━━ Records for this task
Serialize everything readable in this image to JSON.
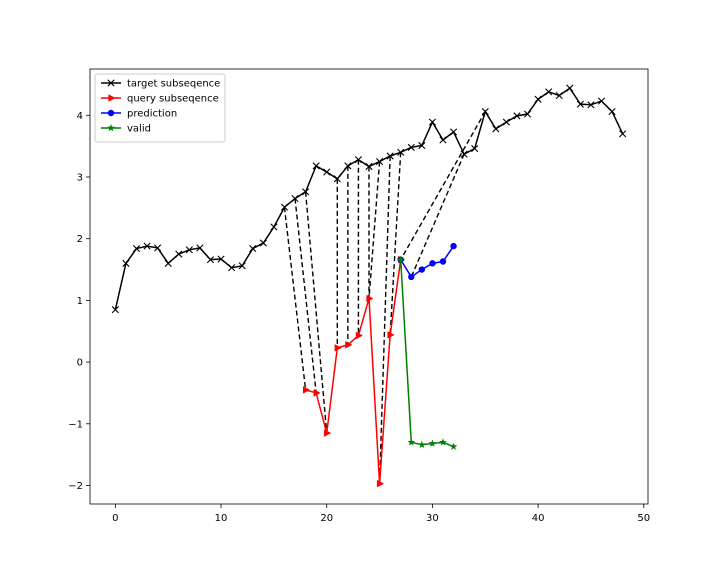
{
  "chart_data": {
    "type": "line",
    "title": "",
    "xlabel": "",
    "ylabel": "",
    "xlim": [
      -2.4,
      50.4
    ],
    "ylim": [
      -2.3,
      4.75
    ],
    "xticks": [
      0,
      10,
      20,
      30,
      40,
      50
    ],
    "yticks": [
      -2,
      -1,
      0,
      1,
      2,
      3,
      4
    ],
    "grid": false,
    "legend_position": "top-left",
    "series": [
      {
        "name": "target subseqence",
        "color": "#000000",
        "marker": "x",
        "x": [
          0,
          1,
          2,
          3,
          4,
          5,
          6,
          7,
          8,
          9,
          10,
          11,
          12,
          13,
          14,
          15,
          16,
          17,
          18,
          19,
          20,
          21,
          22,
          23,
          24,
          25,
          26,
          27,
          28,
          29,
          30,
          31,
          32,
          33,
          34,
          35,
          36,
          37,
          38,
          39,
          40,
          41,
          42,
          43,
          44,
          45,
          46,
          47,
          48
        ],
        "y": [
          0.85,
          1.6,
          1.84,
          1.88,
          1.85,
          1.6,
          1.75,
          1.82,
          1.85,
          1.66,
          1.67,
          1.53,
          1.56,
          1.84,
          1.93,
          2.19,
          2.51,
          2.65,
          2.76,
          3.18,
          3.08,
          2.97,
          3.18,
          3.28,
          3.17,
          3.25,
          3.34,
          3.4,
          3.48,
          3.51,
          3.89,
          3.6,
          3.73,
          3.37,
          3.46,
          4.06,
          3.78,
          3.89,
          3.99,
          4.02,
          4.26,
          4.38,
          4.32,
          4.44,
          4.18,
          4.17,
          4.23,
          4.06,
          3.7
        ]
      },
      {
        "name": "query subseqence",
        "color": "#ff0000",
        "marker": "triangle-right",
        "x": [
          18,
          19,
          20,
          21,
          22,
          23,
          24,
          25,
          26,
          27
        ],
        "y": [
          -0.45,
          -0.5,
          -1.15,
          0.23,
          0.28,
          0.43,
          1.03,
          -1.97,
          0.44,
          1.66
        ]
      },
      {
        "name": "prediction",
        "color": "#0000ff",
        "marker": "circle",
        "x": [
          27,
          28,
          29,
          30,
          31,
          32
        ],
        "y": [
          1.66,
          1.38,
          1.5,
          1.6,
          1.63,
          1.88
        ]
      },
      {
        "name": "valid",
        "color": "#008000",
        "marker": "star",
        "x": [
          27,
          28,
          29,
          30,
          31,
          32
        ],
        "y": [
          1.66,
          -1.3,
          -1.34,
          -1.32,
          -1.3,
          -1.37
        ]
      }
    ],
    "alignment_links": {
      "style": "dashed",
      "color": "#000000",
      "pairs": [
        [
          [
            16,
            2.51
          ],
          [
            18,
            -0.45
          ]
        ],
        [
          [
            17,
            2.65
          ],
          [
            19,
            -0.5
          ]
        ],
        [
          [
            18,
            2.76
          ],
          [
            20,
            -1.15
          ]
        ],
        [
          [
            21,
            2.97
          ],
          [
            21,
            0.23
          ]
        ],
        [
          [
            22,
            3.18
          ],
          [
            22,
            0.28
          ]
        ],
        [
          [
            23,
            3.28
          ],
          [
            23,
            0.43
          ]
        ],
        [
          [
            24,
            3.17
          ],
          [
            24,
            1.03
          ]
        ],
        [
          [
            25,
            3.25
          ],
          [
            24,
            1.03
          ]
        ],
        [
          [
            26,
            3.34
          ],
          [
            25,
            -1.97
          ]
        ],
        [
          [
            27,
            3.4
          ],
          [
            26,
            0.44
          ]
        ],
        [
          [
            35,
            4.06
          ],
          [
            27,
            1.66
          ]
        ],
        [
          [
            33,
            3.37
          ],
          [
            28,
            1.38
          ]
        ]
      ]
    }
  }
}
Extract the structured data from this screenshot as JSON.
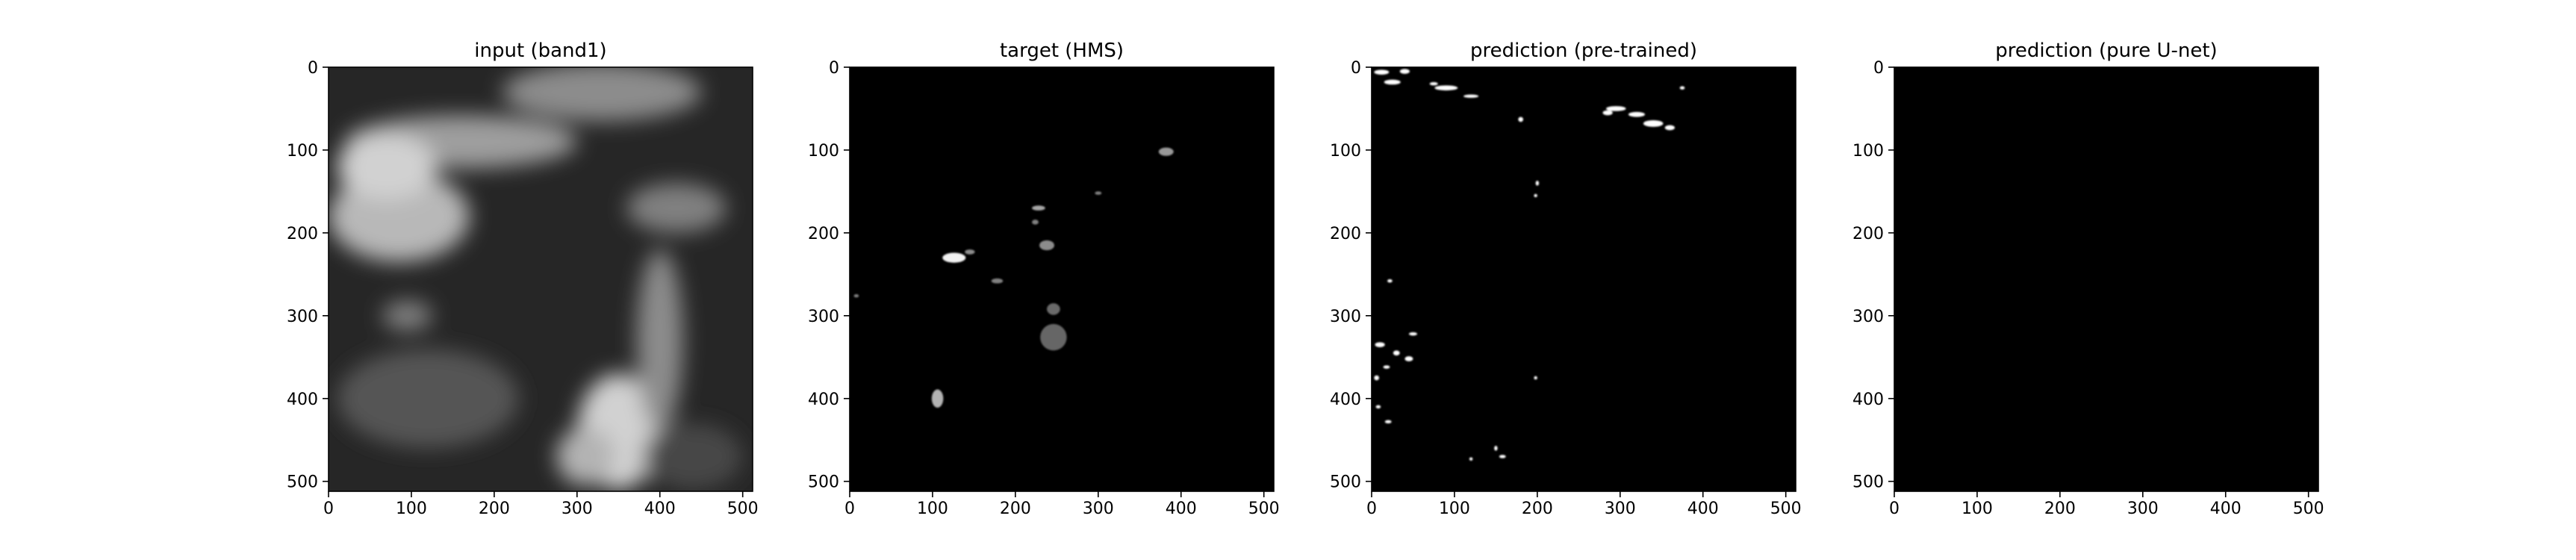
{
  "chart_data": [
    {
      "type": "image",
      "title": "input (band1)",
      "content": "grayscale satellite image",
      "xlim": [
        0,
        512
      ],
      "ylim": [
        512,
        0
      ],
      "xticks": [
        0,
        100,
        200,
        300,
        400,
        500
      ],
      "yticks": [
        0,
        100,
        200,
        300,
        400,
        500
      ],
      "blobs": [
        {
          "x": 85,
          "y": 180,
          "rx": 85,
          "ry": 55,
          "value": 0.72
        },
        {
          "x": 160,
          "y": 90,
          "rx": 140,
          "ry": 32,
          "value": 0.62
        },
        {
          "x": 70,
          "y": 120,
          "rx": 60,
          "ry": 40,
          "value": 0.82
        },
        {
          "x": 330,
          "y": 30,
          "rx": 120,
          "ry": 35,
          "value": 0.55
        },
        {
          "x": 420,
          "y": 170,
          "rx": 60,
          "ry": 30,
          "value": 0.5
        },
        {
          "x": 350,
          "y": 440,
          "rx": 50,
          "ry": 70,
          "value": 0.82
        },
        {
          "x": 310,
          "y": 470,
          "rx": 35,
          "ry": 35,
          "value": 0.7
        },
        {
          "x": 400,
          "y": 330,
          "rx": 28,
          "ry": 110,
          "value": 0.55
        },
        {
          "x": 95,
          "y": 300,
          "rx": 30,
          "ry": 18,
          "value": 0.5
        },
        {
          "x": 120,
          "y": 400,
          "rx": 110,
          "ry": 60,
          "value": 0.33
        },
        {
          "x": 440,
          "y": 470,
          "rx": 60,
          "ry": 40,
          "value": 0.28
        }
      ]
    },
    {
      "type": "image",
      "title": "target (HMS)",
      "content": "smoke mask",
      "xlim": [
        0,
        512
      ],
      "ylim": [
        512,
        0
      ],
      "xticks": [
        0,
        100,
        200,
        300,
        400,
        500
      ],
      "yticks": [
        0,
        100,
        200,
        300,
        400,
        500
      ],
      "blobs": [
        {
          "x": 382,
          "y": 102,
          "rx": 9,
          "ry": 5,
          "value": 0.6
        },
        {
          "x": 300,
          "y": 152,
          "rx": 4,
          "ry": 2,
          "value": 0.5
        },
        {
          "x": 228,
          "y": 170,
          "rx": 8,
          "ry": 3,
          "value": 0.65
        },
        {
          "x": 224,
          "y": 187,
          "rx": 4,
          "ry": 3,
          "value": 0.5
        },
        {
          "x": 238,
          "y": 215,
          "rx": 9,
          "ry": 6,
          "value": 0.55
        },
        {
          "x": 126,
          "y": 230,
          "rx": 14,
          "ry": 6,
          "value": 0.95
        },
        {
          "x": 145,
          "y": 223,
          "rx": 6,
          "ry": 3,
          "value": 0.55
        },
        {
          "x": 178,
          "y": 258,
          "rx": 7,
          "ry": 3,
          "value": 0.5
        },
        {
          "x": 8,
          "y": 276,
          "rx": 3,
          "ry": 2,
          "value": 0.5
        },
        {
          "x": 246,
          "y": 292,
          "rx": 8,
          "ry": 7,
          "value": 0.42
        },
        {
          "x": 246,
          "y": 326,
          "rx": 16,
          "ry": 16,
          "value": 0.4
        },
        {
          "x": 106,
          "y": 400,
          "rx": 7,
          "ry": 11,
          "value": 0.7
        }
      ]
    },
    {
      "type": "image",
      "title": "prediction (pre-trained)",
      "content": "binary prediction",
      "xlim": [
        0,
        512
      ],
      "ylim": [
        512,
        0
      ],
      "xticks": [
        0,
        100,
        200,
        300,
        400,
        500
      ],
      "yticks": [
        0,
        100,
        200,
        300,
        400,
        500
      ],
      "blobs": [
        {
          "x": 12,
          "y": 6,
          "rx": 9,
          "ry": 3,
          "value": 1
        },
        {
          "x": 40,
          "y": 5,
          "rx": 6,
          "ry": 3,
          "value": 1
        },
        {
          "x": 25,
          "y": 18,
          "rx": 10,
          "ry": 3,
          "value": 1
        },
        {
          "x": 90,
          "y": 25,
          "rx": 14,
          "ry": 3,
          "value": 1
        },
        {
          "x": 120,
          "y": 35,
          "rx": 9,
          "ry": 2,
          "value": 1
        },
        {
          "x": 75,
          "y": 20,
          "rx": 5,
          "ry": 2,
          "value": 1
        },
        {
          "x": 180,
          "y": 63,
          "rx": 3,
          "ry": 3,
          "value": 1
        },
        {
          "x": 295,
          "y": 50,
          "rx": 12,
          "ry": 3,
          "value": 1
        },
        {
          "x": 320,
          "y": 57,
          "rx": 10,
          "ry": 3,
          "value": 1
        },
        {
          "x": 340,
          "y": 68,
          "rx": 12,
          "ry": 4,
          "value": 1
        },
        {
          "x": 360,
          "y": 73,
          "rx": 6,
          "ry": 3,
          "value": 1
        },
        {
          "x": 285,
          "y": 55,
          "rx": 6,
          "ry": 3,
          "value": 1
        },
        {
          "x": 375,
          "y": 25,
          "rx": 3,
          "ry": 2,
          "value": 1
        },
        {
          "x": 200,
          "y": 140,
          "rx": 2,
          "ry": 3,
          "value": 1
        },
        {
          "x": 198,
          "y": 155,
          "rx": 2,
          "ry": 2,
          "value": 1
        },
        {
          "x": 22,
          "y": 258,
          "rx": 3,
          "ry": 2,
          "value": 1
        },
        {
          "x": 10,
          "y": 335,
          "rx": 6,
          "ry": 3,
          "value": 1
        },
        {
          "x": 50,
          "y": 322,
          "rx": 5,
          "ry": 2,
          "value": 1
        },
        {
          "x": 30,
          "y": 345,
          "rx": 4,
          "ry": 3,
          "value": 1
        },
        {
          "x": 45,
          "y": 352,
          "rx": 5,
          "ry": 3,
          "value": 1
        },
        {
          "x": 18,
          "y": 362,
          "rx": 4,
          "ry": 2,
          "value": 1
        },
        {
          "x": 6,
          "y": 375,
          "rx": 3,
          "ry": 3,
          "value": 1
        },
        {
          "x": 8,
          "y": 410,
          "rx": 3,
          "ry": 2,
          "value": 1
        },
        {
          "x": 20,
          "y": 428,
          "rx": 4,
          "ry": 2,
          "value": 1
        },
        {
          "x": 198,
          "y": 375,
          "rx": 2,
          "ry": 2,
          "value": 1
        },
        {
          "x": 150,
          "y": 460,
          "rx": 2,
          "ry": 3,
          "value": 1
        },
        {
          "x": 158,
          "y": 470,
          "rx": 4,
          "ry": 2,
          "value": 1
        },
        {
          "x": 120,
          "y": 473,
          "rx": 2,
          "ry": 2,
          "value": 1
        }
      ]
    },
    {
      "type": "image",
      "title": "prediction (pure U-net)",
      "content": "empty prediction",
      "xlim": [
        0,
        512
      ],
      "ylim": [
        512,
        0
      ],
      "xticks": [
        0,
        100,
        200,
        300,
        400,
        500
      ],
      "yticks": [
        0,
        100,
        200,
        300,
        400,
        500
      ],
      "blobs": []
    }
  ]
}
━━━━
Task statement. For each line of the entries that includes "name", show that line.

Finished exercise.
        "name": "target subseqence",
        "name": "query subseqence",
        "name": "prediction",
        "name": "valid",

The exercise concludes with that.